[Data records]
'''
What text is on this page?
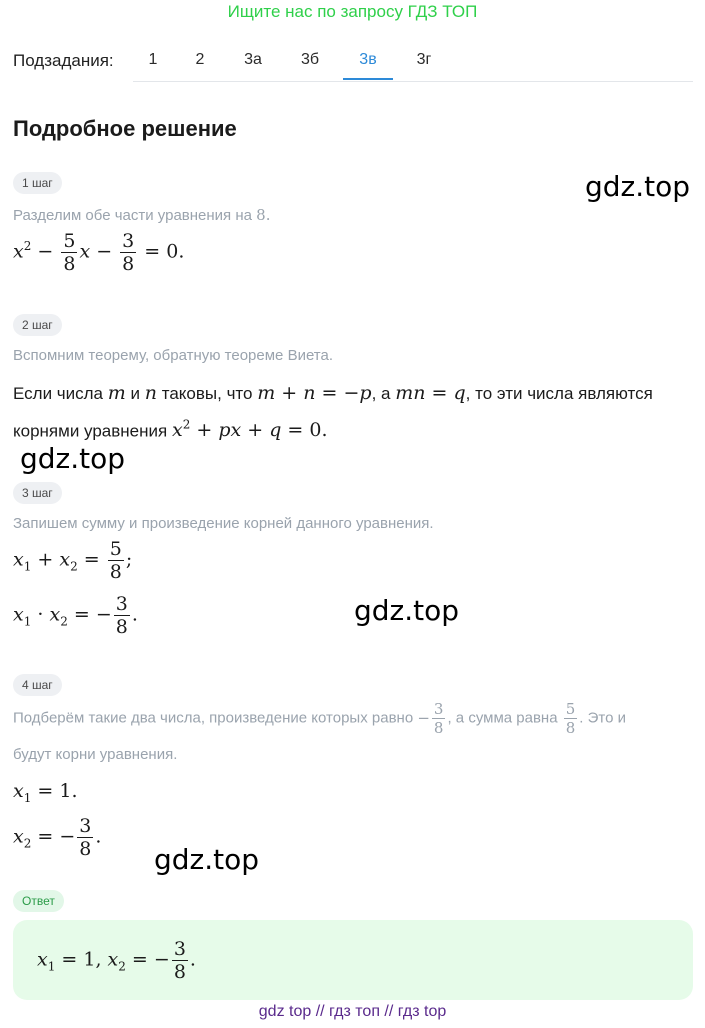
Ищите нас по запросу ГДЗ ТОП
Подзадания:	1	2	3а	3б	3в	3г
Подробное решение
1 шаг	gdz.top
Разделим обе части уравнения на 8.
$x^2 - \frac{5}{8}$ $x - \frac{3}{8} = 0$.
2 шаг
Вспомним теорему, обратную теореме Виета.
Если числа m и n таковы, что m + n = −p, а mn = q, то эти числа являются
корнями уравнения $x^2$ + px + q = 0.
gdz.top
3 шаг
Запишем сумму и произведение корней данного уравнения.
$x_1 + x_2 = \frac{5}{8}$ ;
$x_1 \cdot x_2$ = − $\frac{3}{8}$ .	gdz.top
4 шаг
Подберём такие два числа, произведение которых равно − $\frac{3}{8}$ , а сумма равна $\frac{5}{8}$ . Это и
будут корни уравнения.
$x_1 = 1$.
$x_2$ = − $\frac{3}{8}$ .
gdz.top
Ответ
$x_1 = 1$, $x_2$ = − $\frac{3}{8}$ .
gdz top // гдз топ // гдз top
'''
'''
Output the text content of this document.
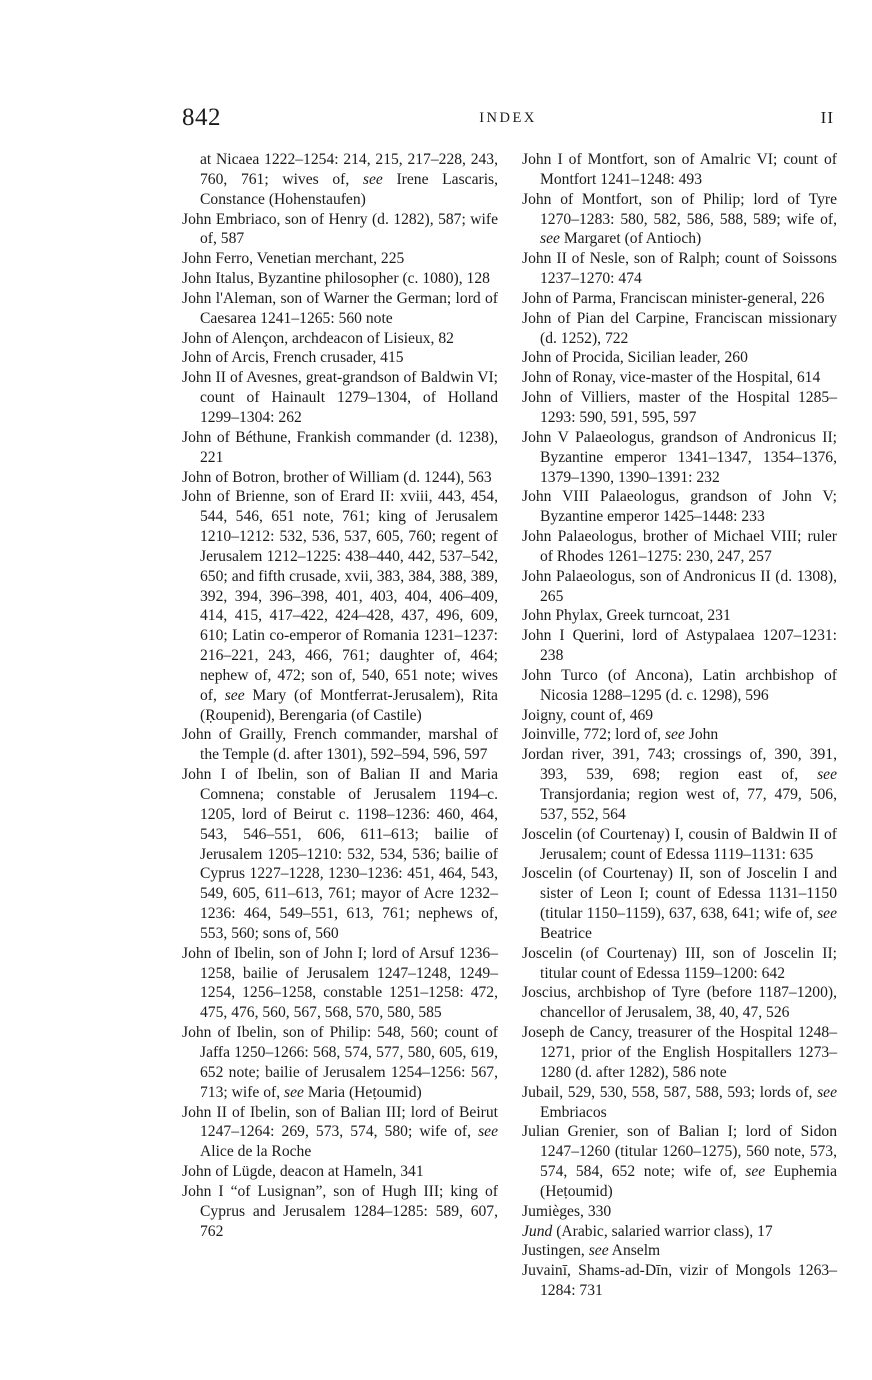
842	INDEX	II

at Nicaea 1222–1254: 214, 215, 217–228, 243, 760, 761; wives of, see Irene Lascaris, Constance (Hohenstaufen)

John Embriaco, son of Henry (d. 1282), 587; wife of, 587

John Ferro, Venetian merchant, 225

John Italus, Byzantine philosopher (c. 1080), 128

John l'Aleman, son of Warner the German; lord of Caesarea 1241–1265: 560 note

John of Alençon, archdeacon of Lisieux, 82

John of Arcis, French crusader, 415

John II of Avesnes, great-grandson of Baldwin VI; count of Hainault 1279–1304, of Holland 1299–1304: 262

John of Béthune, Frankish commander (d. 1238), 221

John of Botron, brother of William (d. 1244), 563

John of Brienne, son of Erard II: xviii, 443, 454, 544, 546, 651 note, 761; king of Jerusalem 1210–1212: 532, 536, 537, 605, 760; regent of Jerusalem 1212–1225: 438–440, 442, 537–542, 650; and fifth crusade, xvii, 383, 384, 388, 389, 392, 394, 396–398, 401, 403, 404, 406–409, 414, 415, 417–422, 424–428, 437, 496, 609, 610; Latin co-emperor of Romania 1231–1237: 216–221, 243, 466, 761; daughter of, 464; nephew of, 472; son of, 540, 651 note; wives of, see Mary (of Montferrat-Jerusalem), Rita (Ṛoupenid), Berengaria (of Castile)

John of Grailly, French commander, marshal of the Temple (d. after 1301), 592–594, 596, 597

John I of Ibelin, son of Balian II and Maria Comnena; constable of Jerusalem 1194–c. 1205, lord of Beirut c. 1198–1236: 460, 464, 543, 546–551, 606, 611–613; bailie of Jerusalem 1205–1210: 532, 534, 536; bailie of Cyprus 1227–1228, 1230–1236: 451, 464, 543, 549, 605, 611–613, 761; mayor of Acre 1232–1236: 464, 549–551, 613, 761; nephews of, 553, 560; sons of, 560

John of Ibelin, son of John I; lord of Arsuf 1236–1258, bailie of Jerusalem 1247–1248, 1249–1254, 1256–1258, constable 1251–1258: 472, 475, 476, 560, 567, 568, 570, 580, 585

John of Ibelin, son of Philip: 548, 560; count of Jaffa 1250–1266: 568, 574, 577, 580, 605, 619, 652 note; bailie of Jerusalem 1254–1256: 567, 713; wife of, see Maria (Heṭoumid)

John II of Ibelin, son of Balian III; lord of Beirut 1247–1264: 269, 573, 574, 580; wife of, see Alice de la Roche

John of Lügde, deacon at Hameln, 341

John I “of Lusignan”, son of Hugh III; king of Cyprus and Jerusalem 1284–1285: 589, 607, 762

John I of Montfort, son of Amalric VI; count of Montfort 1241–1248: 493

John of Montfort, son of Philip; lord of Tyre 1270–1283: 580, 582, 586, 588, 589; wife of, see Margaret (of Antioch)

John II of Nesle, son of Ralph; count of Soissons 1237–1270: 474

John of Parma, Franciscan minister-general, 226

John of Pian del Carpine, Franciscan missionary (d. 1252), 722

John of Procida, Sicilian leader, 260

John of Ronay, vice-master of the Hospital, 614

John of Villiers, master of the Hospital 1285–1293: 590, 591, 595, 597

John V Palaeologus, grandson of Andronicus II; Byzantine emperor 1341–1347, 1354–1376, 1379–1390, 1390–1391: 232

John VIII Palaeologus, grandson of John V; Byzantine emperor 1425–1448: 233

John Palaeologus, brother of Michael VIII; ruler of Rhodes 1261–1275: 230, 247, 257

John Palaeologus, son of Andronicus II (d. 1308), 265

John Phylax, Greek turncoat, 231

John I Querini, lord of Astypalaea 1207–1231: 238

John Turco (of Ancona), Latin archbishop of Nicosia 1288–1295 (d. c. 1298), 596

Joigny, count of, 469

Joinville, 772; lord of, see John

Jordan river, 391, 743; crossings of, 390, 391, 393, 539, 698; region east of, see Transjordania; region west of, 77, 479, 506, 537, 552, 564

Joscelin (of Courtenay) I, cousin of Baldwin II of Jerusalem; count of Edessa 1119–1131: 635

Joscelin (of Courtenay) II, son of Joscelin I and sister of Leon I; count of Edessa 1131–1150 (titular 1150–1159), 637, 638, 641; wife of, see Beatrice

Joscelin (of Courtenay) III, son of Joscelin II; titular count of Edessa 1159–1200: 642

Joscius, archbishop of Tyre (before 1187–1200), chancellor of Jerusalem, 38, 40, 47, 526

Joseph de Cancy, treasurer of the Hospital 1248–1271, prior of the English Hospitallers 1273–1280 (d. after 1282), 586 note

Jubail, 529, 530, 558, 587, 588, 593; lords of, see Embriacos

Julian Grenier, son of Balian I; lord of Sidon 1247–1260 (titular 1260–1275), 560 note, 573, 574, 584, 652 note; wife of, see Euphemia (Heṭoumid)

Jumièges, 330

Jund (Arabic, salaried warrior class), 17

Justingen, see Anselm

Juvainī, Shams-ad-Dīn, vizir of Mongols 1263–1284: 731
'''
Task statement: Find how many lines hold the string "Montfort", and state that number alone.

Output of the task: 2